Task to complete | Extract all of the entries and set them down verbatim.

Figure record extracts
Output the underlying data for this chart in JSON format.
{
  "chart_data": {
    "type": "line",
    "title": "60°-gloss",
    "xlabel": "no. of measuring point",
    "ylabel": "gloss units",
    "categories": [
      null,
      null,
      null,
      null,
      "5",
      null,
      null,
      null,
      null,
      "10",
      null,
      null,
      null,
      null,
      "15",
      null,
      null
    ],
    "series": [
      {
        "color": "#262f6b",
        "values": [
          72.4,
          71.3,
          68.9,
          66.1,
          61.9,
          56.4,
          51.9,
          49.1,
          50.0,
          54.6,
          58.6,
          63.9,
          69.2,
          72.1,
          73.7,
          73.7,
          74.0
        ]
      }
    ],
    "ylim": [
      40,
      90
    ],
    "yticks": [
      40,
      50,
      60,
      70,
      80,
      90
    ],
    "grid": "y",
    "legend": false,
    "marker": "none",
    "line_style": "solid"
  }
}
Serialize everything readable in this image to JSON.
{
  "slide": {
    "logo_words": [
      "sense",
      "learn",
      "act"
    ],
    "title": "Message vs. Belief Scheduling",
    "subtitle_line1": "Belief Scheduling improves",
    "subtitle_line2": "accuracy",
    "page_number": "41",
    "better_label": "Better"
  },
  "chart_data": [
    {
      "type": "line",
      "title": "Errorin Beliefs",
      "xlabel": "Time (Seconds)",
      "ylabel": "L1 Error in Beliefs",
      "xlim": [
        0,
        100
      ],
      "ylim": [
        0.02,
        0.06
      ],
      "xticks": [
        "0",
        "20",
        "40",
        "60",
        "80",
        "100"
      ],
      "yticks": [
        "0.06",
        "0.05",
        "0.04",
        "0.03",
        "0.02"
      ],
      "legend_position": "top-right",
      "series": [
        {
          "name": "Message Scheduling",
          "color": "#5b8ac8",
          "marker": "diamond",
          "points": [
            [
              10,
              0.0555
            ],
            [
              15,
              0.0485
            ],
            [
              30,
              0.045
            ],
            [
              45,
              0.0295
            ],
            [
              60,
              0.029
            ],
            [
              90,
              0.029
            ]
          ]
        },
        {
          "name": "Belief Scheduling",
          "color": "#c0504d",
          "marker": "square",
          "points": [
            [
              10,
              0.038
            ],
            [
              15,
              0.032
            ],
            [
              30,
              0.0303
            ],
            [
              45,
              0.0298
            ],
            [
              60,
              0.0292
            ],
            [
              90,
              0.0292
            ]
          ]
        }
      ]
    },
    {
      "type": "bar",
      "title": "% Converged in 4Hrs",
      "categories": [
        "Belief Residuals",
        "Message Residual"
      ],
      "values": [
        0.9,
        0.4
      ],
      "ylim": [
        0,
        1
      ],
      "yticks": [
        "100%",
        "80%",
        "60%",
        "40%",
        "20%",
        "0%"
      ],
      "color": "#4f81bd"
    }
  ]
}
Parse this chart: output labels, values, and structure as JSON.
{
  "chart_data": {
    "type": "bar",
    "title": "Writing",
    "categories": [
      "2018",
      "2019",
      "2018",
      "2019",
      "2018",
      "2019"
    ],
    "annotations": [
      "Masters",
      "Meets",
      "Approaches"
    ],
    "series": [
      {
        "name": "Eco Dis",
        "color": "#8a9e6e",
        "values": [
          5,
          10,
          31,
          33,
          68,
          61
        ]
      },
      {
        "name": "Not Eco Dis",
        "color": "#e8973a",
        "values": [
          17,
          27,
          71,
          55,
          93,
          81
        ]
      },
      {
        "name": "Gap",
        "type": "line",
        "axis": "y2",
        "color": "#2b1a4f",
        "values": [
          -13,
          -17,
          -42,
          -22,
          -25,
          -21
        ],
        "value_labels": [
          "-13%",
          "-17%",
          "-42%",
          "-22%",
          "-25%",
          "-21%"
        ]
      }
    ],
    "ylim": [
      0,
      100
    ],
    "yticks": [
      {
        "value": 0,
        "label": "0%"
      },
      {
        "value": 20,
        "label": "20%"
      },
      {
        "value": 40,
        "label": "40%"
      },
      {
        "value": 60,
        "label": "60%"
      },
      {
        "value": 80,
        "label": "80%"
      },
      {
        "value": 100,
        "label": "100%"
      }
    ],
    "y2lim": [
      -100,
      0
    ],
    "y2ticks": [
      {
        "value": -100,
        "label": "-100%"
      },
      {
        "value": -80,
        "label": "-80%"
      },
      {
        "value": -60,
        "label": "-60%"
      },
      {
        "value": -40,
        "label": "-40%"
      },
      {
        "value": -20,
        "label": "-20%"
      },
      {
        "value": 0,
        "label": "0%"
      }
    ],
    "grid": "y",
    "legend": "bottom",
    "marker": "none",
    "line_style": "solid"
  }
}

Correct result |
Output the underlying data for this chart in JSON format.
{
  "chart_data": {
    "type": "line",
    "title": "60°-gloss",
    "xlabel": "no. of measuring point",
    "ylabel": "gloss units",
    "categories": [
      null,
      null,
      null,
      null,
      "5",
      null,
      null,
      null,
      null,
      "10",
      null,
      null,
      null,
      null,
      "15",
      null,
      null
    ],
    "series": [
      {
        "color": "#262f6b",
        "values": [
          72.4,
          71.3,
          68.9,
          66.1,
          61.9,
          56.4,
          51.9,
          49.1,
          50.0,
          54.6,
          58.6,
          63.9,
          69.2,
          72.1,
          73.7,
          73.7,
          74.0
        ]
      }
    ],
    "ylim": [
      40,
      90
    ],
    "yticks": [
      40,
      50,
      60,
      70,
      80,
      90
    ],
    "grid": "y",
    "legend": false,
    "marker": "none",
    "line_style": "solid"
  }
}
Serialize everything readable in this image to JSON.
{
  "slide": {
    "logo_words": [
      "sense",
      "learn",
      "act"
    ],
    "title": "Message vs. Belief Scheduling",
    "subtitle_line1": "Belief Scheduling improves",
    "subtitle_line2": "accuracy",
    "page_number": "41",
    "better_label": "Better"
  },
  "chart_data": [
    {
      "type": "line",
      "title": "Errorin Beliefs",
      "xlabel": "Time (Seconds)",
      "ylabel": "L1 Error in Beliefs",
      "xlim": [
        0,
        100
      ],
      "ylim": [
        0.02,
        0.06
      ],
      "xticks": [
        "0",
        "20",
        "40",
        "60",
        "80",
        "100"
      ],
      "yticks": [
        "0.06",
        "0.05",
        "0.04",
        "0.03",
        "0.02"
      ],
      "legend_position": "top-right",
      "series": [
        {
          "name": "Message Scheduling",
          "color": "#5b8ac8",
          "marker": "diamond",
          "points": [
            [
              10,
              0.0555
            ],
            [
              15,
              0.0485
            ],
            [
              30,
              0.045
            ],
            [
              45,
              0.0295
            ],
            [
              60,
              0.029
            ],
            [
              90,
              0.029
            ]
          ]
        },
        {
          "name": "Belief Scheduling",
          "color": "#c0504d",
          "marker": "square",
          "points": [
            [
              10,
              0.038
            ],
            [
              15,
              0.032
            ],
            [
              30,
              0.0303
            ],
            [
              45,
              0.0298
            ],
            [
              60,
              0.0292
            ],
            [
              90,
              0.0292
            ]
          ]
        }
      ]
    },
    {
      "type": "bar",
      "title": "% Converged in 4Hrs",
      "categories": [
        "Belief Residuals",
        "Message Residual"
      ],
      "values": [
        0.9,
        0.4
      ],
      "ylim": [
        0,
        1
      ],
      "yticks": [
        "100%",
        "80%",
        "60%",
        "40%",
        "20%",
        "0%"
      ],
      "color": "#4f81bd"
    }
  ]
}
Parse this chart: output labels, values, and structure as JSON.
{
  "chart_data": {
    "type": "bar",
    "title": "Writing",
    "categories": [
      "2018",
      "2019",
      "2018",
      "2019",
      "2018",
      "2019"
    ],
    "annotations": [
      "Masters",
      "Meets",
      "Approaches"
    ],
    "series": [
      {
        "name": "Eco Dis",
        "color": "#8a9e6e",
        "values": [
          5,
          10,
          31,
          33,
          68,
          61
        ]
      },
      {
        "name": "Not Eco Dis",
        "color": "#e8973a",
        "values": [
          17,
          27,
          71,
          55,
          93,
          81
        ]
      },
      {
        "name": "Gap",
        "type": "line",
        "axis": "y2",
        "color": "#2b1a4f",
        "values": [
          -13,
          -17,
          -42,
          -22,
          -25,
          -21
        ],
        "value_labels": [
          "-13%",
          "-17%",
          "-42%",
          "-22%",
          "-25%",
          "-21%"
        ]
      }
    ],
    "ylim": [
      0,
      100
    ],
    "yticks": [
      {
        "value": 0,
        "label": "0%"
      },
      {
        "value": 20,
        "label": "20%"
      },
      {
        "value": 40,
        "label": "40%"
      },
      {
        "value": 60,
        "label": "60%"
      },
      {
        "value": 80,
        "label": "80%"
      },
      {
        "value": 100,
        "label": "100%"
      }
    ],
    "y2lim": [
      -100,
      0
    ],
    "y2ticks": [
      {
        "value": -100,
        "label": "-100%"
      },
      {
        "value": -80,
        "label": "-80%"
      },
      {
        "value": -60,
        "label": "-60%"
      },
      {
        "value": -40,
        "label": "-40%"
      },
      {
        "value": -20,
        "label": "-20%"
      },
      {
        "value": 0,
        "label": "0%"
      }
    ],
    "grid": "y",
    "legend": "bottom",
    "marker": "none",
    "line_style": "solid"
  }
}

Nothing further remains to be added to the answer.